__Your objective__: Gather the lines below that include the string "Detection", copying each in full.

[Dataset rows about figures]
========

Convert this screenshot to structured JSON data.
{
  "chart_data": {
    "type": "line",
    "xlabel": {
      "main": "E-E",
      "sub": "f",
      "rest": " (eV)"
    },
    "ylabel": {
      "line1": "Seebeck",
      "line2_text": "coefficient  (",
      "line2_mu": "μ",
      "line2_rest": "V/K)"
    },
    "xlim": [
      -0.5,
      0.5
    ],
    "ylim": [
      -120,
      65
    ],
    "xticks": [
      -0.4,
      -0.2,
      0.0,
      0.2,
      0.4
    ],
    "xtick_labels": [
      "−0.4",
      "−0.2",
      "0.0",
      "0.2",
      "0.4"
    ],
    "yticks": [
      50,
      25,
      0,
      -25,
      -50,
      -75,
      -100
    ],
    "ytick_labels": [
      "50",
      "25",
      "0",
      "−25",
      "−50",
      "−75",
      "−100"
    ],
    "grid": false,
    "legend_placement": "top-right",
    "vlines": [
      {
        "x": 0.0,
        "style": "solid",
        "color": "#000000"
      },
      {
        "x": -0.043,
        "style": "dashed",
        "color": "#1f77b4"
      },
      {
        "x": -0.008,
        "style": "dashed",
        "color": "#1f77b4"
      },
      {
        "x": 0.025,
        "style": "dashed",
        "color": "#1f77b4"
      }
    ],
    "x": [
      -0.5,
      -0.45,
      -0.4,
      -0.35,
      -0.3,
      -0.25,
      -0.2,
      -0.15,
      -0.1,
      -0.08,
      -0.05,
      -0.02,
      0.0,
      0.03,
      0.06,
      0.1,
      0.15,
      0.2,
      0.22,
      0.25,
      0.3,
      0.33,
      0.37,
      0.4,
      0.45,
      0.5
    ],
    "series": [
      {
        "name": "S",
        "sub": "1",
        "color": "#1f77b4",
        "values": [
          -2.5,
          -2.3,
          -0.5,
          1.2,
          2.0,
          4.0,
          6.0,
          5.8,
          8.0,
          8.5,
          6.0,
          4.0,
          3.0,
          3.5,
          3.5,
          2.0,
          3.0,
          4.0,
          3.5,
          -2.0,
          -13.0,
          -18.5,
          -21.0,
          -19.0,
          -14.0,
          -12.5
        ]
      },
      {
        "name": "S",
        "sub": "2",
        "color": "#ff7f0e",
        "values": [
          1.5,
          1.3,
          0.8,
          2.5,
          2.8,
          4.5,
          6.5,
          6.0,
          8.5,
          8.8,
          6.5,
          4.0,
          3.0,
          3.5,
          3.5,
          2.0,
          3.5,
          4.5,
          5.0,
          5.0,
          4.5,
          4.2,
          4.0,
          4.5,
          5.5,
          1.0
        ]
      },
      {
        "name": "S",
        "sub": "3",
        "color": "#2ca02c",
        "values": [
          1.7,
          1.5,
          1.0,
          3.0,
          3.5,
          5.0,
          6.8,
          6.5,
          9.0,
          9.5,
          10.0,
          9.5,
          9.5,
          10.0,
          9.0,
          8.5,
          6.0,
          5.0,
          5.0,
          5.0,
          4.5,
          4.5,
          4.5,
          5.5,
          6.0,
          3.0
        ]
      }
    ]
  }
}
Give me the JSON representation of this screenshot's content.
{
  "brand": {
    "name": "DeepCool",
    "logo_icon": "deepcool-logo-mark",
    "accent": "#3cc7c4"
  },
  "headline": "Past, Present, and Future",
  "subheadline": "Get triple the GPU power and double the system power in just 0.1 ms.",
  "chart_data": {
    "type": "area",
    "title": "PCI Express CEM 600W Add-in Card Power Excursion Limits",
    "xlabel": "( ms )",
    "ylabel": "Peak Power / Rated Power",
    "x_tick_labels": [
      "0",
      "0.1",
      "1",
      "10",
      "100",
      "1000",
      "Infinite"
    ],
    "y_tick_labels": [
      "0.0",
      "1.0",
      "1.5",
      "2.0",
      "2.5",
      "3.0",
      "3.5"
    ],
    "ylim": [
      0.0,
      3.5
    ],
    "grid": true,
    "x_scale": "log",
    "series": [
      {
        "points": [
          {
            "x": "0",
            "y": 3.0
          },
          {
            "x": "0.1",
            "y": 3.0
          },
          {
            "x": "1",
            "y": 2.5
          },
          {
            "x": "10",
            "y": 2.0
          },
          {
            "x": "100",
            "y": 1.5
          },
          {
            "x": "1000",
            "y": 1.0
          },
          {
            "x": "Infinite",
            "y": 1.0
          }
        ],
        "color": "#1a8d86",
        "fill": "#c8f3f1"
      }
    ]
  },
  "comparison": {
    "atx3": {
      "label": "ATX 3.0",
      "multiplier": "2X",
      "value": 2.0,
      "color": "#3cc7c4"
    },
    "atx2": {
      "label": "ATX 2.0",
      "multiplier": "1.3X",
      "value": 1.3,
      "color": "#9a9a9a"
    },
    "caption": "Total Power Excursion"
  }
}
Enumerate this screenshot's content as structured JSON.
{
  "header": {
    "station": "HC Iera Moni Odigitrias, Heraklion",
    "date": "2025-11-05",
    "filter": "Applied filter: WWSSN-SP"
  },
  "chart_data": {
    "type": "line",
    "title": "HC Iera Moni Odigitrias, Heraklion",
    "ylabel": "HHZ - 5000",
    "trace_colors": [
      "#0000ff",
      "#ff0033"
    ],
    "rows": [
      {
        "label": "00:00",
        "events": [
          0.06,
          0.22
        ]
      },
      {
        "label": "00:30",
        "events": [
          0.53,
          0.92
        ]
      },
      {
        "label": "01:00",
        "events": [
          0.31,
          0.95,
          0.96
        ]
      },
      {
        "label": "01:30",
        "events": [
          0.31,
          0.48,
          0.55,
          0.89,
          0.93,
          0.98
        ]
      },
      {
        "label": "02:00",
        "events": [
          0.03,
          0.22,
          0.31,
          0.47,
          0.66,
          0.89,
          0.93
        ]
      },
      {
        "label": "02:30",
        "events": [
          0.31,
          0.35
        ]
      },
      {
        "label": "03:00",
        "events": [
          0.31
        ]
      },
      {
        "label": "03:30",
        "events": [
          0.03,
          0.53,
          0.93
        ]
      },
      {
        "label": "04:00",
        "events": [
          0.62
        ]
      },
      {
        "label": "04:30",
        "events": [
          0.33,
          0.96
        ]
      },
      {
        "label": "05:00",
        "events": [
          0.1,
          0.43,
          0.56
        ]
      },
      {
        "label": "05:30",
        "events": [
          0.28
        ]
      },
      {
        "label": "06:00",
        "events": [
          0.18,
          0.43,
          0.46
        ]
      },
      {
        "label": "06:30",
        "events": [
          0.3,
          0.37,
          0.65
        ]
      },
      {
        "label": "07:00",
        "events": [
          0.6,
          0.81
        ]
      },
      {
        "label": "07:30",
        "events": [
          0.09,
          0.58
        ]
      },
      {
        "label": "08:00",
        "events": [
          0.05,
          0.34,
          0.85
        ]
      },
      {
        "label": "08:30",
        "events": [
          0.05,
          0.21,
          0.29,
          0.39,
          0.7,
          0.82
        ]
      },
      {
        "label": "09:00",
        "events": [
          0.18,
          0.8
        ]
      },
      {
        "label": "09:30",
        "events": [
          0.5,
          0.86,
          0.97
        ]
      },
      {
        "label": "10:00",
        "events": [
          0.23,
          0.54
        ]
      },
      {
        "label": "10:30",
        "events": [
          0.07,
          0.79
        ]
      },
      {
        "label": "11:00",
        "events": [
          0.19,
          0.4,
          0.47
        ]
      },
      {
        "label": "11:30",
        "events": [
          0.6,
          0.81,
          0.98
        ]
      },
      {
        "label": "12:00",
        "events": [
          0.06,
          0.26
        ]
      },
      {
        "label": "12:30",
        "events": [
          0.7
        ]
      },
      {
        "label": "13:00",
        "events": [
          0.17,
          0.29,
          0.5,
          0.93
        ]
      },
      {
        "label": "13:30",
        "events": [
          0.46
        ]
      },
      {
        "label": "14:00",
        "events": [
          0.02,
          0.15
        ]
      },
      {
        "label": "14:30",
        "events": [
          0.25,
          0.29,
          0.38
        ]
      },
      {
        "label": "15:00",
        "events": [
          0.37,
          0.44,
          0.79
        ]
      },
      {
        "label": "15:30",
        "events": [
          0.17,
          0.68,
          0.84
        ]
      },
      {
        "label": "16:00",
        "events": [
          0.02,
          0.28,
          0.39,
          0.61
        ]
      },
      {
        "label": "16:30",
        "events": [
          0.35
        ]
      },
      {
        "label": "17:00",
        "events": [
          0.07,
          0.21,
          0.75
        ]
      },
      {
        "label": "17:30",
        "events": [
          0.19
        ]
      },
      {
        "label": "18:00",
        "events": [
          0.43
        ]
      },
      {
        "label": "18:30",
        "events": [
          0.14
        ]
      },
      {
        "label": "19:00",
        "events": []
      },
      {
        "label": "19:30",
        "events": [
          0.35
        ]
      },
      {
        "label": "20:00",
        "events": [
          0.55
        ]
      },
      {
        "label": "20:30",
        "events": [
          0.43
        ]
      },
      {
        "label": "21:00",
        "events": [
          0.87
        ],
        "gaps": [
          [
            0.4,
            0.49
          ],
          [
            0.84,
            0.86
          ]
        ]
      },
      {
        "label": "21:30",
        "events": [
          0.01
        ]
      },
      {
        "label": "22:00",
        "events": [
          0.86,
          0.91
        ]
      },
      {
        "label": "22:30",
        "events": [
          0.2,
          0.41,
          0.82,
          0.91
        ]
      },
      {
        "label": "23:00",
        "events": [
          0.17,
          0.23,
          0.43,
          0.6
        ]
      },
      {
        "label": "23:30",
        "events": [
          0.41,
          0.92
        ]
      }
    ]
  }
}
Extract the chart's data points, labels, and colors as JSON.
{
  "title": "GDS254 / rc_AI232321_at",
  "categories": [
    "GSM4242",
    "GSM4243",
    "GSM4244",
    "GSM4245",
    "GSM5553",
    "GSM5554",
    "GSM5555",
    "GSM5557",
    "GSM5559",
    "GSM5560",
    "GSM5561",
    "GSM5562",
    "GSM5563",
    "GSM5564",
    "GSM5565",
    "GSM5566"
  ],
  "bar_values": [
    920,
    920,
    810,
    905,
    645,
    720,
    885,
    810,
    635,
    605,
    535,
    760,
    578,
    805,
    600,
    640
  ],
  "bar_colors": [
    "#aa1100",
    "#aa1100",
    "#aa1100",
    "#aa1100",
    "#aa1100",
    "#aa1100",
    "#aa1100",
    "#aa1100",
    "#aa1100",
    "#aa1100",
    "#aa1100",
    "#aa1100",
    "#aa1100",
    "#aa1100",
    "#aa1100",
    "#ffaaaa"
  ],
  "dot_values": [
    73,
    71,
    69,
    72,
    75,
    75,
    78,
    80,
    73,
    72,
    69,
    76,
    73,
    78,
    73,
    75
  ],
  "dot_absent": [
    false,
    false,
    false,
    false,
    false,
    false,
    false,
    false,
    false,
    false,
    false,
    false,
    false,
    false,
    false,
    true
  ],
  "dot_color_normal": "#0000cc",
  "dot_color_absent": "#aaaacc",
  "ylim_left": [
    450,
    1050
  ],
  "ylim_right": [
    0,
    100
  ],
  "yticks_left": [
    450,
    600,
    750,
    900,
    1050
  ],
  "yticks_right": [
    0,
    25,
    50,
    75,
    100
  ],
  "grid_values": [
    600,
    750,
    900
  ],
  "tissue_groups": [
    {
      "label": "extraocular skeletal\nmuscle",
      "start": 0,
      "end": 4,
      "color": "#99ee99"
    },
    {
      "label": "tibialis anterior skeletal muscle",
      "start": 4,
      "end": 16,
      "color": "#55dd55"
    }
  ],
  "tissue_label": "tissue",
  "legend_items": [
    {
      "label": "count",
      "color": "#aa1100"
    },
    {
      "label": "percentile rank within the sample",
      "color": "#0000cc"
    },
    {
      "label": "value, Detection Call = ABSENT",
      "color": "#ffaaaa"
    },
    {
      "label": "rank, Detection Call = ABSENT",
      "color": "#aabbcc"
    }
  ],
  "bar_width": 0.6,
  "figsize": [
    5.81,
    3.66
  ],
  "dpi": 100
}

========

__The solution__:
      "label": "value, Detection Call = ABSENT",
      "label": "rank, Detection Call = ABSENT",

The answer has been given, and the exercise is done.